***** Data
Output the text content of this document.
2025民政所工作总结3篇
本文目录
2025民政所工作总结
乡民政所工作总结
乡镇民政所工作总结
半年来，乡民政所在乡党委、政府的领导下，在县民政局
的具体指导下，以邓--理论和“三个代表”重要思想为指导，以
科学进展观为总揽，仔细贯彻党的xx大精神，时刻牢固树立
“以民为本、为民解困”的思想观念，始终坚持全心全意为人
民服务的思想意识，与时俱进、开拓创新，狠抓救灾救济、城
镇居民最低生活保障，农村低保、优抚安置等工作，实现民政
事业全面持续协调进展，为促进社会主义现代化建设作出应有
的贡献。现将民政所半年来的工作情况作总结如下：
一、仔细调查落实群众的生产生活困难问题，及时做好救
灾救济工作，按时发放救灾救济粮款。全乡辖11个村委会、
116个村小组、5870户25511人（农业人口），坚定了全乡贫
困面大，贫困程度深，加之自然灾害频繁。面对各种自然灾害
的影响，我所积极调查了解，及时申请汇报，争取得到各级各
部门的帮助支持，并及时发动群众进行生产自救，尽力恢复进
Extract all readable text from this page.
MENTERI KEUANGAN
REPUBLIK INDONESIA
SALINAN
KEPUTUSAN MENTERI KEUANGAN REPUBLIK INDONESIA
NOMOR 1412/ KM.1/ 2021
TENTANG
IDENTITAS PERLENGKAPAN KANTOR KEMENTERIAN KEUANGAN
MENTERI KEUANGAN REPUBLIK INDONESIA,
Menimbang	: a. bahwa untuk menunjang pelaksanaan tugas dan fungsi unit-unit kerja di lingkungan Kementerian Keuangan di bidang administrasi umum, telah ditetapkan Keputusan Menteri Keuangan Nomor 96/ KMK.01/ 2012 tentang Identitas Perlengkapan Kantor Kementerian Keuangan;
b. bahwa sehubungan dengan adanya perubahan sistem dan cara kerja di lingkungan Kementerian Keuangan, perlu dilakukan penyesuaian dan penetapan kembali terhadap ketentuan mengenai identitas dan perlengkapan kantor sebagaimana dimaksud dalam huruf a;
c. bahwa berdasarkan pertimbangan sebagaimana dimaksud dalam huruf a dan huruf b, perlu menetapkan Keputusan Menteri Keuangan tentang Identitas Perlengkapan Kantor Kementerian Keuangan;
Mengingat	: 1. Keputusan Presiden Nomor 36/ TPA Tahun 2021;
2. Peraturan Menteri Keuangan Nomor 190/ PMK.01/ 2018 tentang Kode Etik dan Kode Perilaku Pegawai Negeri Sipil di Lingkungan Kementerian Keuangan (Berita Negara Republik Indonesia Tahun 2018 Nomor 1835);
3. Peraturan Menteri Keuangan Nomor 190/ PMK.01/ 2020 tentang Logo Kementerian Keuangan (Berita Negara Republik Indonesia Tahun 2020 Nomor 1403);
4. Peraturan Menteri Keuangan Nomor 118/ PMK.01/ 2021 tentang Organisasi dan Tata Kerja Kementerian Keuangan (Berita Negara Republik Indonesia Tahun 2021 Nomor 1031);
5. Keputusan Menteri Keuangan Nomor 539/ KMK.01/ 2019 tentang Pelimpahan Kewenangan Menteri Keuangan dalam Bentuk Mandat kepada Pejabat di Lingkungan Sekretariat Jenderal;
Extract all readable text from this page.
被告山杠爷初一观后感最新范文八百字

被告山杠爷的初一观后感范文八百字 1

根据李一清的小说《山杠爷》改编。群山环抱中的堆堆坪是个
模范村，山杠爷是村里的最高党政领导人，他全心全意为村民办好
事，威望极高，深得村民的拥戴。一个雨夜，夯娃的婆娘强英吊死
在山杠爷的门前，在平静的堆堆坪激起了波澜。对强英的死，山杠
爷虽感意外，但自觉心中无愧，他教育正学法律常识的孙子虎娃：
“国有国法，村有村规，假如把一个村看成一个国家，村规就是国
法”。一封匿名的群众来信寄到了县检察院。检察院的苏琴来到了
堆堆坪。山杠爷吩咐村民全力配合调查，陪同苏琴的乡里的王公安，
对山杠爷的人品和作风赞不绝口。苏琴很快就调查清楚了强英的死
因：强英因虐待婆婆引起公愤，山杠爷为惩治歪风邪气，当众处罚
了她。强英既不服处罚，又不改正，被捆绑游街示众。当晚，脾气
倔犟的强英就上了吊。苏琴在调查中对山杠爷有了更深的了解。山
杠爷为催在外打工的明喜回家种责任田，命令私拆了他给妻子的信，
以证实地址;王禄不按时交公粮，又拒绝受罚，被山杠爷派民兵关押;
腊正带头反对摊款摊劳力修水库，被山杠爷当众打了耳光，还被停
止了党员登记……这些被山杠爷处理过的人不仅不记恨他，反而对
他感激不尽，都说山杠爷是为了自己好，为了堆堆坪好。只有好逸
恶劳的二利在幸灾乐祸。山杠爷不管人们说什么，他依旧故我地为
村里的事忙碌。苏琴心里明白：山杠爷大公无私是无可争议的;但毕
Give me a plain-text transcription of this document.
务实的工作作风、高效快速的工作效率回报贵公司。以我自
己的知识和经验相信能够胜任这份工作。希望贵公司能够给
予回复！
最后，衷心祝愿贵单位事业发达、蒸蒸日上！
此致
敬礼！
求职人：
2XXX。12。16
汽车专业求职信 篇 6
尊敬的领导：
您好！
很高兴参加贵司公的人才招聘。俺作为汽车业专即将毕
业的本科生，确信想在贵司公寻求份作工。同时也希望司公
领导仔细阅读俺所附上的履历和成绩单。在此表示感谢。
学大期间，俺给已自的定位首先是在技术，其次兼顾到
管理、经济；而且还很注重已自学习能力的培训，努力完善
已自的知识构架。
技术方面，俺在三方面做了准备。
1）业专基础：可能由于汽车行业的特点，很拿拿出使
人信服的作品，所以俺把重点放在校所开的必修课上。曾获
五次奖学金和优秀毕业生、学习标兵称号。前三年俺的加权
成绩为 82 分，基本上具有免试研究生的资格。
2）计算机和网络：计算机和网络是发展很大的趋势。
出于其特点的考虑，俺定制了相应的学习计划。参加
**********
▶ _What this task involves_: Set out the complete listing exactly as shown.

▶ _Finished answer_:
Output the text content of this document.
2025民政所工作总结3篇
本文目录
2025民政所工作总结
乡民政所工作总结
乡镇民政所工作总结
半年来，乡民政所在乡党委、政府的领导下，在县民政局
的具体指导下，以邓--理论和“三个代表”重要思想为指导，以
科学进展观为总揽，仔细贯彻党的xx大精神，时刻牢固树立
“以民为本、为民解困”的思想观念，始终坚持全心全意为人
民服务的思想意识，与时俱进、开拓创新，狠抓救灾救济、城
镇居民最低生活保障，农村低保、优抚安置等工作，实现民政
事业全面持续协调进展，为促进社会主义现代化建设作出应有
的贡献。现将民政所半年来的工作情况作总结如下：
一、仔细调查落实群众的生产生活困难问题，及时做好救
灾救济工作，按时发放救灾救济粮款。全乡辖11个村委会、
116个村小组、5870户25511人（农业人口），坚定了全乡贫
困面大，贫困程度深，加之自然灾害频繁。面对各种自然灾害
的影响，我所积极调查了解，及时申请汇报，争取得到各级各
部门的帮助支持，并及时发动群众进行生产自救，尽力恢复进
Extract all readable text from this page.
MENTERI KEUANGAN
REPUBLIK INDONESIA
SALINAN
KEPUTUSAN MENTERI KEUANGAN REPUBLIK INDONESIA
NOMOR 1412/ KM.1/ 2021
TENTANG
IDENTITAS PERLENGKAPAN KANTOR KEMENTERIAN KEUANGAN
MENTERI KEUANGAN REPUBLIK INDONESIA,
Menimbang	: a. bahwa untuk menunjang pelaksanaan tugas dan fungsi unit-unit kerja di lingkungan Kementerian Keuangan di bidang administrasi umum, telah ditetapkan Keputusan Menteri Keuangan Nomor 96/ KMK.01/ 2012 tentang Identitas Perlengkapan Kantor Kementerian Keuangan;
b. bahwa sehubungan dengan adanya perubahan sistem dan cara kerja di lingkungan Kementerian Keuangan, perlu dilakukan penyesuaian dan penetapan kembali terhadap ketentuan mengenai identitas dan perlengkapan kantor sebagaimana dimaksud dalam huruf a;
c. bahwa berdasarkan pertimbangan sebagaimana dimaksud dalam huruf a dan huruf b, perlu menetapkan Keputusan Menteri Keuangan tentang Identitas Perlengkapan Kantor Kementerian Keuangan;
Mengingat	: 1. Keputusan Presiden Nomor 36/ TPA Tahun 2021;
2. Peraturan Menteri Keuangan Nomor 190/ PMK.01/ 2018 tentang Kode Etik dan Kode Perilaku Pegawai Negeri Sipil di Lingkungan Kementerian Keuangan (Berita Negara Republik Indonesia Tahun 2018 Nomor 1835);
3. Peraturan Menteri Keuangan Nomor 190/ PMK.01/ 2020 tentang Logo Kementerian Keuangan (Berita Negara Republik Indonesia Tahun 2020 Nomor 1403);
4. Peraturan Menteri Keuangan Nomor 118/ PMK.01/ 2021 tentang Organisasi dan Tata Kerja Kementerian Keuangan (Berita Negara Republik Indonesia Tahun 2021 Nomor 1031);
5. Keputusan Menteri Keuangan Nomor 539/ KMK.01/ 2019 tentang Pelimpahan Kewenangan Menteri Keuangan dalam Bentuk Mandat kepada Pejabat di Lingkungan Sekretariat Jenderal;
Extract all readable text from this page.
被告山杠爷初一观后感最新范文八百字

被告山杠爷的初一观后感范文八百字 1

根据李一清的小说《山杠爷》改编。群山环抱中的堆堆坪是个
模范村，山杠爷是村里的最高党政领导人，他全心全意为村民办好
事，威望极高，深得村民的拥戴。一个雨夜，夯娃的婆娘强英吊死
在山杠爷的门前，在平静的堆堆坪激起了波澜。对强英的死，山杠
爷虽感意外，但自觉心中无愧，他教育正学法律常识的孙子虎娃：
“国有国法，村有村规，假如把一个村看成一个国家，村规就是国
法”。一封匿名的群众来信寄到了县检察院。检察院的苏琴来到了
堆堆坪。山杠爷吩咐村民全力配合调查，陪同苏琴的乡里的王公安，
对山杠爷的人品和作风赞不绝口。苏琴很快就调查清楚了强英的死
因：强英因虐待婆婆引起公愤，山杠爷为惩治歪风邪气，当众处罚
了她。强英既不服处罚，又不改正，被捆绑游街示众。当晚，脾气
倔犟的强英就上了吊。苏琴在调查中对山杠爷有了更深的了解。山
杠爷为催在外打工的明喜回家种责任田，命令私拆了他给妻子的信，
以证实地址;王禄不按时交公粮，又拒绝受罚，被山杠爷派民兵关押;
腊正带头反对摊款摊劳力修水库，被山杠爷当众打了耳光，还被停
止了党员登记……这些被山杠爷处理过的人不仅不记恨他，反而对
他感激不尽，都说山杠爷是为了自己好，为了堆堆坪好。只有好逸
恶劳的二利在幸灾乐祸。山杠爷不管人们说什么，他依旧故我地为
村里的事忙碌。苏琴心里明白：山杠爷大公无私是无可争议的;但毕
Give me a plain-text transcription of this document.
务实的工作作风、高效快速的工作效率回报贵公司。以我自
己的知识和经验相信能够胜任这份工作。希望贵公司能够给
予回复！
最后，衷心祝愿贵单位事业发达、蒸蒸日上！
此致
敬礼！
求职人：
2XXX。12。16
汽车专业求职信 篇 6
尊敬的领导：
您好！
很高兴参加贵司公的人才招聘。俺作为汽车业专即将毕
业的本科生，确信想在贵司公寻求份作工。同时也希望司公
领导仔细阅读俺所附上的履历和成绩单。在此表示感谢。
学大期间，俺给已自的定位首先是在技术，其次兼顾到
管理、经济；而且还很注重已自学习能力的培训，努力完善
已自的知识构架。
技术方面，俺在三方面做了准备。
1）业专基础：可能由于汽车行业的特点，很拿拿出使
人信服的作品，所以俺把重点放在校所开的必修课上。曾获
五次奖学金和优秀毕业生、学习标兵称号。前三年俺的加权
成绩为 82 分，基本上具有免试研究生的资格。
2）计算机和网络：计算机和网络是发展很大的趋势。
出于其特点的考虑，俺定制了相应的学习计划。参加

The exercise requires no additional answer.